Set task: Return every line of the records below without changing anything.

Material for this task:
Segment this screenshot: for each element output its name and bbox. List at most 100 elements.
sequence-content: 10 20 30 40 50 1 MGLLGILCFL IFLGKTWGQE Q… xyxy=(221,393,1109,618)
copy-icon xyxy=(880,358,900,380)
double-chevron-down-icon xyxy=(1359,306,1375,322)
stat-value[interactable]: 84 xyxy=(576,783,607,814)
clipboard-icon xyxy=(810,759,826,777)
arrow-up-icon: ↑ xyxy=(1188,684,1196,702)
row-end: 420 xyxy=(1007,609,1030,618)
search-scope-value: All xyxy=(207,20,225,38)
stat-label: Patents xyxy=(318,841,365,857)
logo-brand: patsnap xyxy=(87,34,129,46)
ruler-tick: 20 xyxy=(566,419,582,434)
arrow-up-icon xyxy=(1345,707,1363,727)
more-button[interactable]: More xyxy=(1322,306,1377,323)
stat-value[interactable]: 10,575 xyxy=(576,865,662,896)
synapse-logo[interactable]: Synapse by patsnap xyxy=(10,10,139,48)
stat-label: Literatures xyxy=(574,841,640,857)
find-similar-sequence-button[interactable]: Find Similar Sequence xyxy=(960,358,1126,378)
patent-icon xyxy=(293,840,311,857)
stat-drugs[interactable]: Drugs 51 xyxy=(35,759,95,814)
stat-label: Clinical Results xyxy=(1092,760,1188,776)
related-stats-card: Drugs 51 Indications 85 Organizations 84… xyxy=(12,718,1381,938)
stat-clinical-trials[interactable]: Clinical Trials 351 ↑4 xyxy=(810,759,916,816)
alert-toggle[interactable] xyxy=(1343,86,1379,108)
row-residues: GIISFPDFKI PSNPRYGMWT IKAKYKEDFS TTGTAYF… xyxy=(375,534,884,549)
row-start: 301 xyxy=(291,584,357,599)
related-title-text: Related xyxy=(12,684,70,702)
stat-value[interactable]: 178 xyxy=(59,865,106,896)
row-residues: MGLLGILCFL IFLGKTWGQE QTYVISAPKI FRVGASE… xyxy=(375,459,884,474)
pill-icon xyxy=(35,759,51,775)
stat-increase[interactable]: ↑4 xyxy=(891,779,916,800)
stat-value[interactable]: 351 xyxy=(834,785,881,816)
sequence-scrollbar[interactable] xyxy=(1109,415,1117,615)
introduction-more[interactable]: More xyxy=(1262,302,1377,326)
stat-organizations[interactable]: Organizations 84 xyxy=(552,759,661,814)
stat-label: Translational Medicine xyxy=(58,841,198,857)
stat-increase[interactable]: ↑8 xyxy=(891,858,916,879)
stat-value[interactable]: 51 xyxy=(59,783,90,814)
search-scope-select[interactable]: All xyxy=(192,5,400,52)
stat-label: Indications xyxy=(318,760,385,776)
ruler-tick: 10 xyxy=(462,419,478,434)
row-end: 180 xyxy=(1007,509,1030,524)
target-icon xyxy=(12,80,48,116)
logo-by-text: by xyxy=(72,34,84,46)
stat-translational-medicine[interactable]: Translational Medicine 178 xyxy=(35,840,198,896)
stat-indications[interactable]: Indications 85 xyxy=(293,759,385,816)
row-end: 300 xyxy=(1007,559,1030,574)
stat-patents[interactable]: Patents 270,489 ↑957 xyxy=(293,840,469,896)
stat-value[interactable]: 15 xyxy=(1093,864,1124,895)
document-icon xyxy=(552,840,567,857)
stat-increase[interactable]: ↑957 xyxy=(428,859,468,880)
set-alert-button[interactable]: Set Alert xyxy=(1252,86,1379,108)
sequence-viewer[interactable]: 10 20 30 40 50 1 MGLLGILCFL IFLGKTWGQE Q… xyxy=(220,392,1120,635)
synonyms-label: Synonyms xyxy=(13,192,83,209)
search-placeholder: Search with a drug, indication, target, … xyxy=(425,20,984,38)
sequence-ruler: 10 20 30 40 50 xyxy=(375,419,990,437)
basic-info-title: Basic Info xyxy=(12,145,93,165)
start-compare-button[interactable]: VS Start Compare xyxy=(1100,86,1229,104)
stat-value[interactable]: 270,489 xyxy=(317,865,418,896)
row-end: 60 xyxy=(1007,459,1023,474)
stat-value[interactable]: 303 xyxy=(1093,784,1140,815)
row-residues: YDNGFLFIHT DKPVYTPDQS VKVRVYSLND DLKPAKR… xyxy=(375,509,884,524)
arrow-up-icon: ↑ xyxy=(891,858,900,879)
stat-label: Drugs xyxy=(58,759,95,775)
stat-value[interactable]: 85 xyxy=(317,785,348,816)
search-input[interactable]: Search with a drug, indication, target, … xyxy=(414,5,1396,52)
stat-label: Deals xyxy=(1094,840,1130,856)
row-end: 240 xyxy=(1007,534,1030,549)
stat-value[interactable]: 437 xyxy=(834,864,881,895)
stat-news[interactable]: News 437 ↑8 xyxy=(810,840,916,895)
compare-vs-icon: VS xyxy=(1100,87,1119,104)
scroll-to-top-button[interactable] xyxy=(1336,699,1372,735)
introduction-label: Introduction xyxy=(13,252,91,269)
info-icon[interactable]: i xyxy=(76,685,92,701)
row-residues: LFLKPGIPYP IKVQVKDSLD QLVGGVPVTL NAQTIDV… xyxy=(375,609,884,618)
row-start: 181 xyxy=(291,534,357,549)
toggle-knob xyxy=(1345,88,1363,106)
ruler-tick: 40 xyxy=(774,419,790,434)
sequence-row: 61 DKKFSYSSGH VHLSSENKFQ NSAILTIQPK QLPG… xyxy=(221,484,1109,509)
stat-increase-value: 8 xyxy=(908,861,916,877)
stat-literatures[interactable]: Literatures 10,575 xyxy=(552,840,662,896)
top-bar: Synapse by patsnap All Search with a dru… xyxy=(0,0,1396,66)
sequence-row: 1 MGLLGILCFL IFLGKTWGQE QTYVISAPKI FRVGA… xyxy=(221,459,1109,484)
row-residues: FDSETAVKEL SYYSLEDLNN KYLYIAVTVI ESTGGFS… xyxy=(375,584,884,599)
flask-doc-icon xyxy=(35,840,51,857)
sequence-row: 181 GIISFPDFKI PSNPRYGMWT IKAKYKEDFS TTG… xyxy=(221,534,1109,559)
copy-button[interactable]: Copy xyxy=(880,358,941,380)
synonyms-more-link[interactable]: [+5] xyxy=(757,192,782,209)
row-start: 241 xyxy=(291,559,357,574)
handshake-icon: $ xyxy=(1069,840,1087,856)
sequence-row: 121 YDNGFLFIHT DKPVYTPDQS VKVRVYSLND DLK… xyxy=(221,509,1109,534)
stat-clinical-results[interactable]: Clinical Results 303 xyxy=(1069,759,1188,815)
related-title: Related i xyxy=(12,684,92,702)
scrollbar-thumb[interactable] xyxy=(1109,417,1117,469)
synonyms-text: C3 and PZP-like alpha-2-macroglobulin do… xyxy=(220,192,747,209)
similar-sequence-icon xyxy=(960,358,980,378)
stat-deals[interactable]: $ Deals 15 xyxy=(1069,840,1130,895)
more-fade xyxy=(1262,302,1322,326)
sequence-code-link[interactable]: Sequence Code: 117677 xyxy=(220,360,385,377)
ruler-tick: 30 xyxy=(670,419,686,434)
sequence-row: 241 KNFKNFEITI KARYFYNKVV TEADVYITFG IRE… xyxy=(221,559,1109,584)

Final result:
Segment this screenshot: for each element output its name and bbox. List at most 100 elements.
sequence-content: 10 20 30 40 50 1 MGLLGILCFL IFLGKTWGQE Q… xyxy=(221,393,1109,618)
copy-icon xyxy=(880,358,900,380)
double-chevron-down-icon xyxy=(1359,306,1375,322)
stat-value[interactable]: 84 xyxy=(576,783,607,814)
clipboard-icon xyxy=(810,759,826,777)
arrow-up-icon: ↑ xyxy=(1188,684,1196,702)
row-end: 420 xyxy=(1007,609,1030,618)
search-scope-value: All xyxy=(207,20,225,38)
stat-label: Patents xyxy=(318,841,365,857)
logo-brand: patsnap xyxy=(87,34,129,46)
ruler-tick: 20 xyxy=(566,419,582,434)
arrow-up-icon xyxy=(1345,707,1363,727)
more-button[interactable]: More xyxy=(1322,306,1377,323)
stat-value[interactable]: 10,575 xyxy=(576,865,662,896)
synapse-logo[interactable]: Synapse by patsnap xyxy=(10,10,139,48)
stat-label: Literatures xyxy=(574,841,640,857)
find-similar-sequence-button[interactable]: Find Similar Sequence xyxy=(960,358,1126,378)
patent-icon xyxy=(293,840,311,857)
stat-drugs[interactable]: Drugs 51 xyxy=(35,759,95,814)
stat-label: Clinical Results xyxy=(1092,760,1188,776)
related-stats-card: Drugs 51 Indications 85 Organizations 84… xyxy=(12,718,1381,938)
stat-clinical-trials[interactable]: Clinical Trials 351 ↑4 xyxy=(810,759,916,816)
alert-toggle[interactable] xyxy=(1343,86,1379,108)
row-residues: GIISFPDFKI PSNPRYGMWT IKAKYKEDFS TTGTAYF… xyxy=(375,534,884,549)
row-start: 301 xyxy=(291,584,357,599)
related-title-text: Related xyxy=(12,684,70,702)
stat-value[interactable]: 178 xyxy=(59,865,106,896)
row-residues: MGLLGILCFL IFLGKTWGQE QTYVISAPKI FRVGASE… xyxy=(375,459,884,474)
pill-icon xyxy=(35,759,51,775)
stat-increase[interactable]: ↑4 xyxy=(891,779,916,800)
stat-value[interactable]: 351 xyxy=(834,785,881,816)
sequence-scrollbar[interactable] xyxy=(1109,415,1117,615)
introduction-more[interactable]: More xyxy=(1262,302,1377,326)
stat-organizations[interactable]: Organizations 84 xyxy=(552,759,661,814)
stat-label: Translational Medicine xyxy=(58,841,198,857)
stat-increase[interactable]: ↑8 xyxy=(891,858,916,879)
stat-value[interactable]: 51 xyxy=(59,783,90,814)
search-scope-select[interactable]: All xyxy=(192,5,400,52)
stat-label: Indications xyxy=(318,760,385,776)
ruler-tick: 10 xyxy=(462,419,478,434)
row-end: 180 xyxy=(1007,509,1030,524)
target-icon xyxy=(12,80,48,116)
logo-by-text: by xyxy=(72,34,84,46)
stat-translational-medicine[interactable]: Translational Medicine 178 xyxy=(35,840,198,896)
stat-indications[interactable]: Indications 85 xyxy=(293,759,385,816)
row-end: 300 xyxy=(1007,559,1030,574)
stat-patents[interactable]: Patents 270,489 ↑957 xyxy=(293,840,469,896)
stat-value[interactable]: 15 xyxy=(1093,864,1124,895)
document-icon xyxy=(552,840,567,857)
stat-increase[interactable]: ↑957 xyxy=(428,859,468,880)
set-alert-button[interactable]: Set Alert xyxy=(1252,86,1379,108)
sequence-viewer[interactable]: 10 20 30 40 50 1 MGLLGILCFL IFLGKTWGQE Q… xyxy=(220,392,1120,635)
synonyms-label: Synonyms xyxy=(13,192,83,209)
search-placeholder: Search with a drug, indication, target, … xyxy=(425,20,984,38)
sequence-ruler: 10 20 30 40 50 xyxy=(375,419,990,437)
basic-info-title: Basic Info xyxy=(12,145,93,165)
start-compare-button[interactable]: VS Start Compare xyxy=(1100,86,1229,104)
stat-value[interactable]: 270,489 xyxy=(317,865,418,896)
row-end: 60 xyxy=(1007,459,1023,474)
stat-value[interactable]: 303 xyxy=(1093,784,1140,815)
row-residues: YDNGFLFIHT DKPVYTPDQS VKVRVYSLND DLKPAKR… xyxy=(375,509,884,524)
arrow-up-icon: ↑ xyxy=(891,858,900,879)
stat-label: Drugs xyxy=(58,759,95,775)
stat-value[interactable]: 85 xyxy=(317,785,348,816)
search-input[interactable]: Search with a drug, indication, target, … xyxy=(414,5,1396,52)
stat-label: Deals xyxy=(1094,840,1130,856)
row-end: 240 xyxy=(1007,534,1030,549)
stat-value[interactable]: 437 xyxy=(834,864,881,895)
stat-news[interactable]: News 437 ↑8 xyxy=(810,840,916,895)
compare-vs-icon: VS xyxy=(1100,87,1119,104)
scroll-to-top-button[interactable] xyxy=(1336,699,1372,735)
introduction-label: Introduction xyxy=(13,252,91,269)
info-icon[interactable]: i xyxy=(76,685,92,701)
row-residues: LFLKPGIPYP IKVQVKDSLD QLVGGVPVTL NAQTIDV… xyxy=(375,609,884,618)
row-start: 181 xyxy=(291,534,357,549)
toggle-knob xyxy=(1345,88,1363,106)
ruler-tick: 40 xyxy=(774,419,790,434)
sequence-row: 61 DKKFSYSSGH VHLSSENKFQ NSAILTIQPK QLPG… xyxy=(221,484,1109,509)
stat-increase-value: 8 xyxy=(908,861,916,877)
stat-literatures[interactable]: Literatures 10,575 xyxy=(552,840,662,896)
top-bar: Synapse by patsnap All Search with a dru… xyxy=(0,0,1396,66)
sequence-row: 1 MGLLGILCFL IFLGKTWGQE QTYVISAPKI FRVGA… xyxy=(221,459,1109,484)
row-residues: FDSETAVKEL SYYSLEDLNN KYLYIAVTVI ESTGGFS… xyxy=(375,584,884,599)
flask-doc-icon xyxy=(35,840,51,857)
sequence-row: 181 GIISFPDFKI PSNPRYGMWT IKAKYKEDFS TTG… xyxy=(221,534,1109,559)
copy-button[interactable]: Copy xyxy=(880,358,941,380)
synonyms-more-link[interactable]: [+5] xyxy=(757,192,782,209)
row-start: 241 xyxy=(291,559,357,574)
handshake-icon: $ xyxy=(1069,840,1087,856)
sequence-row: 121 YDNGFLFIHT DKPVYTPDQS VKVRVYSLND DLK… xyxy=(221,509,1109,534)
stat-clinical-results[interactable]: Clinical Results 303 xyxy=(1069,759,1188,815)
related-title: Related i xyxy=(12,684,92,702)
scrollbar-thumb[interactable] xyxy=(1109,417,1117,469)
synonyms-text: C3 and PZP-like alpha-2-macroglobulin do… xyxy=(220,192,747,209)
similar-sequence-icon xyxy=(960,358,980,378)
stat-deals[interactable]: $ Deals 15 xyxy=(1069,840,1130,895)
more-fade xyxy=(1262,302,1322,326)
sequence-code-link[interactable]: Sequence Code: 117677 xyxy=(220,360,385,377)
ruler-tick: 30 xyxy=(670,419,686,434)
sequence-row: 241 KNFKNFEITI KARYFYNKVV TEADVYITFG IRE… xyxy=(221,559,1109,584)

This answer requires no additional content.